SHORT TASK -> Select and reproduce each line of the listing below that bears the string "name".
— BEGIN —
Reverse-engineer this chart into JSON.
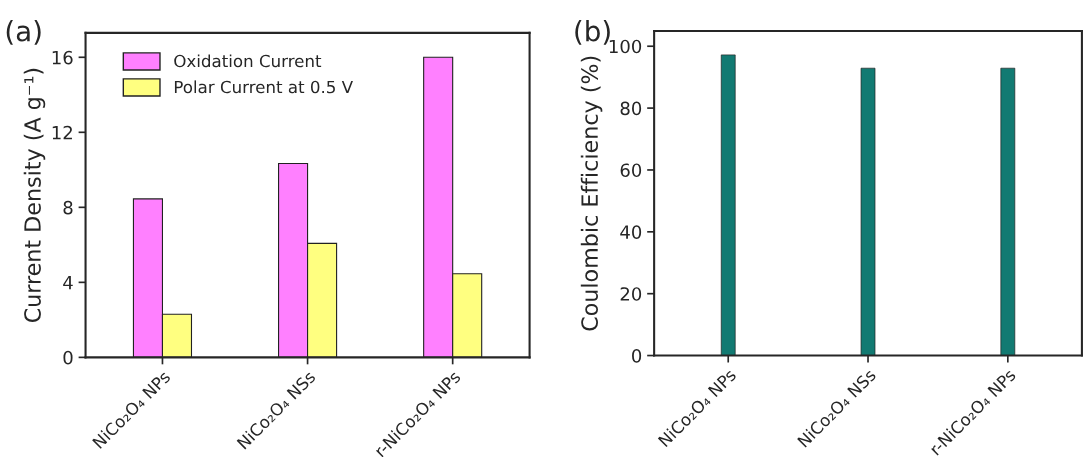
{
  "chart_data": [
    {
      "type": "bar",
      "annotations": [
        "(a)"
      ],
      "ylabel": "Current Density (A g⁻¹)",
      "categories": [
        "NiCo₂O₄ NPs",
        "NiCo₂O₄ NSs",
        "r-NiCo₂O₄ NPs"
      ],
      "series": [
        {
          "name": "Oxidation Current",
          "color": "#ff80ff",
          "values": [
            8.45,
            10.34,
            16.0
          ]
        },
        {
          "name": "Polar Current at 0.5 V",
          "color": "#ffff80",
          "values": [
            2.3,
            6.08,
            4.46
          ]
        }
      ],
      "ylim": [
        0,
        17.3
      ],
      "yticks": [
        0,
        4,
        8,
        12,
        16
      ],
      "grid": false,
      "legend": "top left"
    },
    {
      "type": "bar",
      "annotations": [
        "(b)"
      ],
      "ylabel": "Coulombic Efficiency (%)",
      "categories": [
        "NiCo₂O₄ NPs",
        "NiCo₂O₄ NSs",
        "r-NiCo₂O₄ NPs"
      ],
      "series": [
        {
          "color": "#127a72",
          "values": [
            97.2,
            92.9,
            92.9
          ]
        }
      ],
      "ylim": [
        0,
        104.9
      ],
      "yticks": [
        0,
        20,
        40,
        60,
        80,
        100
      ],
      "grid": false,
      "legend": false
    }
  ]
}
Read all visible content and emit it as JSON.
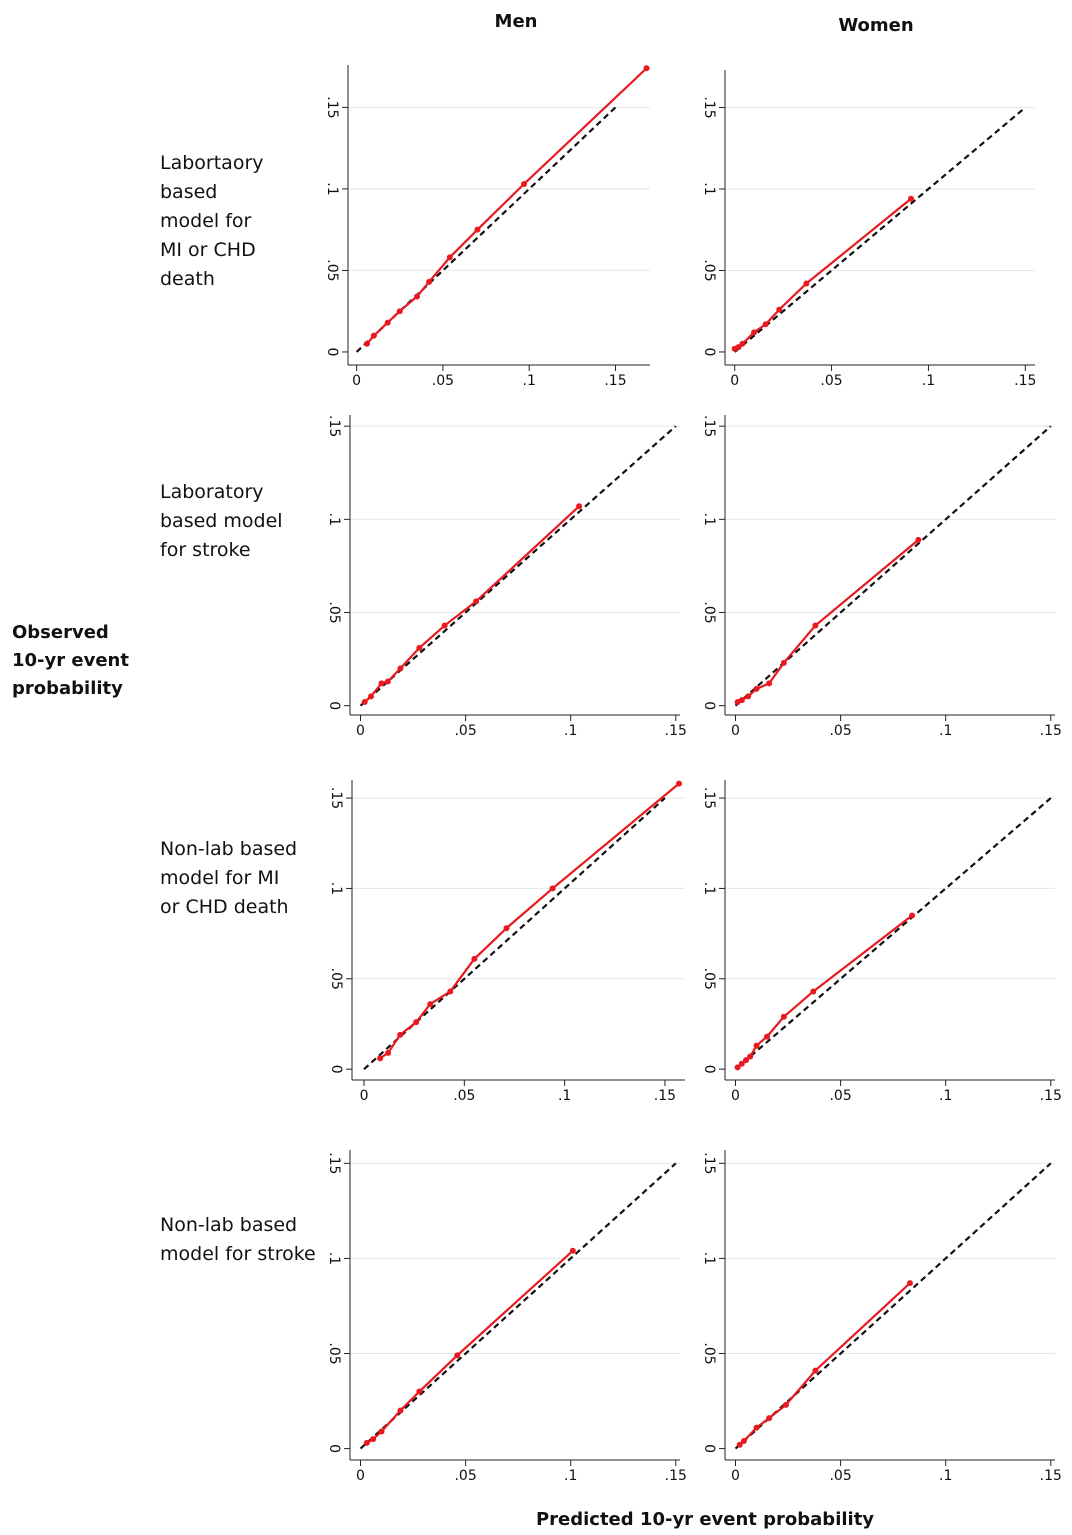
— END —
EXERCISE SOLUTION ->
          "name": "Oxidation Current",
          "name": "Polar Current at 0.5 V",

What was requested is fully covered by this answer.